• **Work to complete**
A. Write out the portion of the Byte-operations post that begins at the words "Dan Bishop danb_83" and stops after "on the internet.".
B. Decide whether each statement agrees with the Byte-operations post, answering yes or no and quoting the deciding words: (i) The post says that in the BASIC mid function the starting index is 1-based. (ii) Dave Rose says he found the file MonitorEDID.vbs a few years ago. (iii) The Python conversion offered for the two location lines uses the slices [54:72] and [72:90].

Byte-operations.

Dan Bishop danb_83 at yahoo.com
Thu May 19 17:14:38 EDT 2005


Dave Rose wrote:
> I hope someone can please help me.  A few months ago, I found a VBS
file,
> MonitorEDID.vbs on the internet.
...[snip]...
> Anyway, the functions from VBS I don't know how to translate to
Python are:
>
> #        location(0)=mid(oRawEDID(i),0x36+1,18)
> #        location(1)=mid(oRawEDID(i),0x48+1,18)

IIRC, the BASIC mid$ function is mid(string, start, length), where the
starting index is 1-based.  The Python equivalent is
string[start-1:start-1+length], so these two lines would convert to

   location = [oRawEDID(i)[54:72], oRawEDID(i)[72:90]]

> #        #you can tell if the location contains a serial number if it
starts
> with 0x00 00 00 ff
> #        strSerFind=chr(0x00) & chr(0x00) & chr(0x00) & chr(0xff)

[Extracted data entries]
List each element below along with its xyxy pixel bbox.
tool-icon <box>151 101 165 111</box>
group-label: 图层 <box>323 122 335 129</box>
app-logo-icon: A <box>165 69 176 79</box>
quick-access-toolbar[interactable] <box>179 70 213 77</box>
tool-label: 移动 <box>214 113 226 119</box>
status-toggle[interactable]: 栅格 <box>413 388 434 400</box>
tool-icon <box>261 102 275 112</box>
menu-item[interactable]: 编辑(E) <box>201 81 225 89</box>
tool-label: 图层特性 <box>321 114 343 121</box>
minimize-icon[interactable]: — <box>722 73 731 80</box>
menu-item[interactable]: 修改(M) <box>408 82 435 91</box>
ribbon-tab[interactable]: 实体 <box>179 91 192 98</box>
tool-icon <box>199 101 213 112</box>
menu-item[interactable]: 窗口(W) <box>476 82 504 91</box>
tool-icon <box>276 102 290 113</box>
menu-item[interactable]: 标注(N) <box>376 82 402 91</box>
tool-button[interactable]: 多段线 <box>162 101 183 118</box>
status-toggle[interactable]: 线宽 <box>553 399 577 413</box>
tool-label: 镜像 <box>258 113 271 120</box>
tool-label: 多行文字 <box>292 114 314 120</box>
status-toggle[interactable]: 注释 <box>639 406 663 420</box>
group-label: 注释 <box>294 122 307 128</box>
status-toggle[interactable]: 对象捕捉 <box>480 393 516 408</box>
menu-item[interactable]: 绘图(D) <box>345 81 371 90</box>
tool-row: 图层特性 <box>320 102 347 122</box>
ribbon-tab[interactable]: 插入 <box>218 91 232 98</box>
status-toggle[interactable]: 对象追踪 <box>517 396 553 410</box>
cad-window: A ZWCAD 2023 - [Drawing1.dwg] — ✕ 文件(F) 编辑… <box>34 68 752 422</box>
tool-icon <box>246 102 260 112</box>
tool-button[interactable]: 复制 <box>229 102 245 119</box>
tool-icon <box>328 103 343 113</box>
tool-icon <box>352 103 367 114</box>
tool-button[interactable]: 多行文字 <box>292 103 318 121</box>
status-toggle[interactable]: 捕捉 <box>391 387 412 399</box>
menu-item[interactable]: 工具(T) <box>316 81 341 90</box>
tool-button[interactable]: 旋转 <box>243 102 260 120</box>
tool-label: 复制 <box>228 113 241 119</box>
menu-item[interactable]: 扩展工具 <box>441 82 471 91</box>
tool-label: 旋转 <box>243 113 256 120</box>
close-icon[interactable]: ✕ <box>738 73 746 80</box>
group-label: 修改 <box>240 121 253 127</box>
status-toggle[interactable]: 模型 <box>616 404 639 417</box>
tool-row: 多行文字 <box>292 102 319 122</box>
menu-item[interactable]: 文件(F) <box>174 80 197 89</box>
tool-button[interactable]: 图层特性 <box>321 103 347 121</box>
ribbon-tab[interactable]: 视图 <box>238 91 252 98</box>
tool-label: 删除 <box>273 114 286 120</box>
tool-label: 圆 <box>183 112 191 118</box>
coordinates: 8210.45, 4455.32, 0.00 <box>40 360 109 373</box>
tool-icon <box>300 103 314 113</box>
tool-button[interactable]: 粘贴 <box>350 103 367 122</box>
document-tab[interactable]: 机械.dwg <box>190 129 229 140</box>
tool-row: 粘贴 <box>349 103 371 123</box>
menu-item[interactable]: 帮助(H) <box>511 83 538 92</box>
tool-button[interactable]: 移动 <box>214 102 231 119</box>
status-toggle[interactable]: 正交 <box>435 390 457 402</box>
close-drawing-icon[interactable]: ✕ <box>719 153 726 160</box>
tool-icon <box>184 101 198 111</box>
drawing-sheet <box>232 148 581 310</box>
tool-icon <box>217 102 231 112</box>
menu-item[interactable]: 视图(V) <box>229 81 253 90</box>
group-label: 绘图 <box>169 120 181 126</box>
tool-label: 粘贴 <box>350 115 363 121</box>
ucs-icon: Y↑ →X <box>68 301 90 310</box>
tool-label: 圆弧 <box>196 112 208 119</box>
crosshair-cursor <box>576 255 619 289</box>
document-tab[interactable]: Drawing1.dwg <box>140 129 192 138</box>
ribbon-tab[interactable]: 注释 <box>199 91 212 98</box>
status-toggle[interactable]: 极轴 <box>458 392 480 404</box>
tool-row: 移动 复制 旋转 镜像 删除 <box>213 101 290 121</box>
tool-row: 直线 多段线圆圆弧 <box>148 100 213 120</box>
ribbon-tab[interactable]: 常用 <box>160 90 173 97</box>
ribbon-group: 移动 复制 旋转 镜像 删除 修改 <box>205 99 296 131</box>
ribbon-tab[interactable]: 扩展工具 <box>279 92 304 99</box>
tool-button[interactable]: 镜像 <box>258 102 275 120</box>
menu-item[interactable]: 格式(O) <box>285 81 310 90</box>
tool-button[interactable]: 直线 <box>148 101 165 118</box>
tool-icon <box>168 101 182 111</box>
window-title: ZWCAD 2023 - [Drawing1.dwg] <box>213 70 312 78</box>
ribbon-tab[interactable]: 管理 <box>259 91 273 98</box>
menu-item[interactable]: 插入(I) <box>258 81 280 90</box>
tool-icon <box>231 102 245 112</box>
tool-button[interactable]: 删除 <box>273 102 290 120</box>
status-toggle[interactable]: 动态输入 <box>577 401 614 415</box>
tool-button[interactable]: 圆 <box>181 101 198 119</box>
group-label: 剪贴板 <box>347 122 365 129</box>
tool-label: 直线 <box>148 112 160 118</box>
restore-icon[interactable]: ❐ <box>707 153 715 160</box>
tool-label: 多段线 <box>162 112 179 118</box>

• **Task-by-task outputs**
A.
Dan Bishop danb_83 at yahoo.com
Thu May 19 17:14:38 EDT 2005


Dave Rose wrote:
> I hope someone can please help me.  A few months ago, I found a VBS
file,
> MonitorEDID.vbs on the internet.

B.
(i) Yes: "the starting index is 1-based."
(ii) No: "A few months ago, I found a VBS"
(iii) Yes: "location = [oRawEDID(i)[54:72], oRawEDID(i)[72:90]]"